* [Written instruction] How many lines in the records below contain the word "percobaan"? Answer with the number alone.

A run of records:
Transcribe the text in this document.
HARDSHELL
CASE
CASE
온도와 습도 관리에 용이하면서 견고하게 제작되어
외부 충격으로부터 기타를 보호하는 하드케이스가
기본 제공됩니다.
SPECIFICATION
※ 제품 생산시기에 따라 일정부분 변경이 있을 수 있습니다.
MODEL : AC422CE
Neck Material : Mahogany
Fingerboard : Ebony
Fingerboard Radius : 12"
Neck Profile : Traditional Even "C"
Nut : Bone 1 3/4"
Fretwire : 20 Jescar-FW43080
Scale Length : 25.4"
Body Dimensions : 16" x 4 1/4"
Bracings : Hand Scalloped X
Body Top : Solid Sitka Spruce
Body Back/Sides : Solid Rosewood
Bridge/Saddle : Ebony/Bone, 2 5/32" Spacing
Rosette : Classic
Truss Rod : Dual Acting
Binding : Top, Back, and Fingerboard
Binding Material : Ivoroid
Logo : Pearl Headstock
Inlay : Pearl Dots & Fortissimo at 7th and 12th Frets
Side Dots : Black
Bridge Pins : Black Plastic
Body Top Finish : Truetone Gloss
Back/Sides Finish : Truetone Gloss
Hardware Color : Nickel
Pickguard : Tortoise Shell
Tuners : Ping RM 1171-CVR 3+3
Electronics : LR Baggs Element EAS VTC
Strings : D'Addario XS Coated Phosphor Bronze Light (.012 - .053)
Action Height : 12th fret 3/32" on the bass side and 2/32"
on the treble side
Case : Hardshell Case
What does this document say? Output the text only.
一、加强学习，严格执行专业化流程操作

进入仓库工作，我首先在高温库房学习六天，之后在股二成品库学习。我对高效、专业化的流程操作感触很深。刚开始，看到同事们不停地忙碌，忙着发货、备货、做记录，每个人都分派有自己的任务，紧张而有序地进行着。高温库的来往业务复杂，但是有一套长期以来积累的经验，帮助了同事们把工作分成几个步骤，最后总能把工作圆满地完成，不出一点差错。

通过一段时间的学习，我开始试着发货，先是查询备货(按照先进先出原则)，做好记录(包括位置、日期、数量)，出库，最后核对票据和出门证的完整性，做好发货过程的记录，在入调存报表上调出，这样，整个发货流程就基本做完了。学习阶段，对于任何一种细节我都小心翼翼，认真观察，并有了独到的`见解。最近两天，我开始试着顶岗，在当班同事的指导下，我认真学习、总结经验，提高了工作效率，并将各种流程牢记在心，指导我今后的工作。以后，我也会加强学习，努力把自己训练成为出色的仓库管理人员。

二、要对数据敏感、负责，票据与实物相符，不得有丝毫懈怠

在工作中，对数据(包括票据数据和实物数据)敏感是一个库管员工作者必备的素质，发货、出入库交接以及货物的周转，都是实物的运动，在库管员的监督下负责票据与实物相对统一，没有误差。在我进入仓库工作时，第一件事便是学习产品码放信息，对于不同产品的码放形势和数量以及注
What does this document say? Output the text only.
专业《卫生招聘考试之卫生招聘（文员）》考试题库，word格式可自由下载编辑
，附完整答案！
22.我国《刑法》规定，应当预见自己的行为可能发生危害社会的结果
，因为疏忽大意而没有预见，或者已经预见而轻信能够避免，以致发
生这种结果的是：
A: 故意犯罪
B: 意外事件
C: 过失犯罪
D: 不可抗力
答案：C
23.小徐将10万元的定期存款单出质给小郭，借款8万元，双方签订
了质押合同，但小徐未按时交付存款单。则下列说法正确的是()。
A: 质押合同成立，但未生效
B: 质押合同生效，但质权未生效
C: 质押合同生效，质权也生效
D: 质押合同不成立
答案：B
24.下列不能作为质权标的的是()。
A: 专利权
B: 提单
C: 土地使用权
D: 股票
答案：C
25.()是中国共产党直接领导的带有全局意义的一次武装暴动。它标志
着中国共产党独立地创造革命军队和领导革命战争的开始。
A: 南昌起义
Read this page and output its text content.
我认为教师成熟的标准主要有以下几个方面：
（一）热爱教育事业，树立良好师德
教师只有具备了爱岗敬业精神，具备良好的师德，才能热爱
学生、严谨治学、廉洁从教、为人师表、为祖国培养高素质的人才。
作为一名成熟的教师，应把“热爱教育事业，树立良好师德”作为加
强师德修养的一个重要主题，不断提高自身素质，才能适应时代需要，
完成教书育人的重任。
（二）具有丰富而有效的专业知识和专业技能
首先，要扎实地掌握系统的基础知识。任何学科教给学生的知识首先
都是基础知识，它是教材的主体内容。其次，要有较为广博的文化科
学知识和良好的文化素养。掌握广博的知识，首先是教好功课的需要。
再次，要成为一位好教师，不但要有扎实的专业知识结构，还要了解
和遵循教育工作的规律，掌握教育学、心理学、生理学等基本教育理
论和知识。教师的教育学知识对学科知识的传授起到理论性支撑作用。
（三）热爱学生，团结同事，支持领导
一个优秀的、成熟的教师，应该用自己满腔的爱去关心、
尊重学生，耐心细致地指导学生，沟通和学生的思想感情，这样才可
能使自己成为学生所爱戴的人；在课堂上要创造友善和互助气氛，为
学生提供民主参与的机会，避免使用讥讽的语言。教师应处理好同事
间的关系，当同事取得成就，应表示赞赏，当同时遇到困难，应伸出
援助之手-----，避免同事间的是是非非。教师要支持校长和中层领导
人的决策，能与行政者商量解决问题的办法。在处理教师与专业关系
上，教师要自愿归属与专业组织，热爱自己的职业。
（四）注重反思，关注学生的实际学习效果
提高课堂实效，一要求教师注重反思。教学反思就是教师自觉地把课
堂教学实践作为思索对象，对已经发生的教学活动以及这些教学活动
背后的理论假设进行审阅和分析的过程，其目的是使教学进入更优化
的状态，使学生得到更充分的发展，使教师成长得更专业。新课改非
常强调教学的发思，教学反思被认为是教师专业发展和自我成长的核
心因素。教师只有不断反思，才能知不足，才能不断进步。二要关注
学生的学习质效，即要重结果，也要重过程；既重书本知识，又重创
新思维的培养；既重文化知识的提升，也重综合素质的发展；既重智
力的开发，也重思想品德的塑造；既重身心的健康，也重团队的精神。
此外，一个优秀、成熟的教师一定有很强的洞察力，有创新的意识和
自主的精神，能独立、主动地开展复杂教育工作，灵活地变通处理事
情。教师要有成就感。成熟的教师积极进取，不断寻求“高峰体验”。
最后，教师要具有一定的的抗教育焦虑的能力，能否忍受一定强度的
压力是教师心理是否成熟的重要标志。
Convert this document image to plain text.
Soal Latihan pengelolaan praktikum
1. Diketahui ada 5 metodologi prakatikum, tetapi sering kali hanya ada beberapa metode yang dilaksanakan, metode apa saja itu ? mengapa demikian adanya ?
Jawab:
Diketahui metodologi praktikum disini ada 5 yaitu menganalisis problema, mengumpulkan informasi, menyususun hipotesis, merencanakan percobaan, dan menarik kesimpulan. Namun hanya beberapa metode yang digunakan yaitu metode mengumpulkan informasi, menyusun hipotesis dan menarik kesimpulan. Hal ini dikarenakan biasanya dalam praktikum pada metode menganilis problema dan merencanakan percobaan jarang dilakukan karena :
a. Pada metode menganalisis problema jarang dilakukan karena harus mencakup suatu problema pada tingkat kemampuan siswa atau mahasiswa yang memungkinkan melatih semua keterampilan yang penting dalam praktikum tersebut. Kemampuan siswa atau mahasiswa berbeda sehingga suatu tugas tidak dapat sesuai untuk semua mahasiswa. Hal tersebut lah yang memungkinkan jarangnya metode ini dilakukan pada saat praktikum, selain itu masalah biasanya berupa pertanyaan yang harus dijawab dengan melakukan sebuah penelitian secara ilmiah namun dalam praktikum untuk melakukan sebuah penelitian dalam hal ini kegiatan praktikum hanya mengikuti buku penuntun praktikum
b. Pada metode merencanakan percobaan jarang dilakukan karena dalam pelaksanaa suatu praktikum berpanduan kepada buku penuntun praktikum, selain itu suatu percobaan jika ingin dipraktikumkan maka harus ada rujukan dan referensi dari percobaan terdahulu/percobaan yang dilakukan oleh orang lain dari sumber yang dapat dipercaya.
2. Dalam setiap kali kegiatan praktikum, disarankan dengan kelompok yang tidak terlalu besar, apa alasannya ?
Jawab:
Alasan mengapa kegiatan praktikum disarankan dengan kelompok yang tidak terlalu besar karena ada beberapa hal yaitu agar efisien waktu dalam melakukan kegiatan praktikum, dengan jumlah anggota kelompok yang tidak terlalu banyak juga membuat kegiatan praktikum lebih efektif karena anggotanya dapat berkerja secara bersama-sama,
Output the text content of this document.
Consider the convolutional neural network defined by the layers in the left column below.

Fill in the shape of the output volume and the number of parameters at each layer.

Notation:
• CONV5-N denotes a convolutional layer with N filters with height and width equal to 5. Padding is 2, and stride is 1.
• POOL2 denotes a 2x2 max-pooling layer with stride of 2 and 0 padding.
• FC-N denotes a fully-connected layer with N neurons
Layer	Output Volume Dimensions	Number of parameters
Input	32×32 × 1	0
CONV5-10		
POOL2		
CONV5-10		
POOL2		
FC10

* [Written response] 2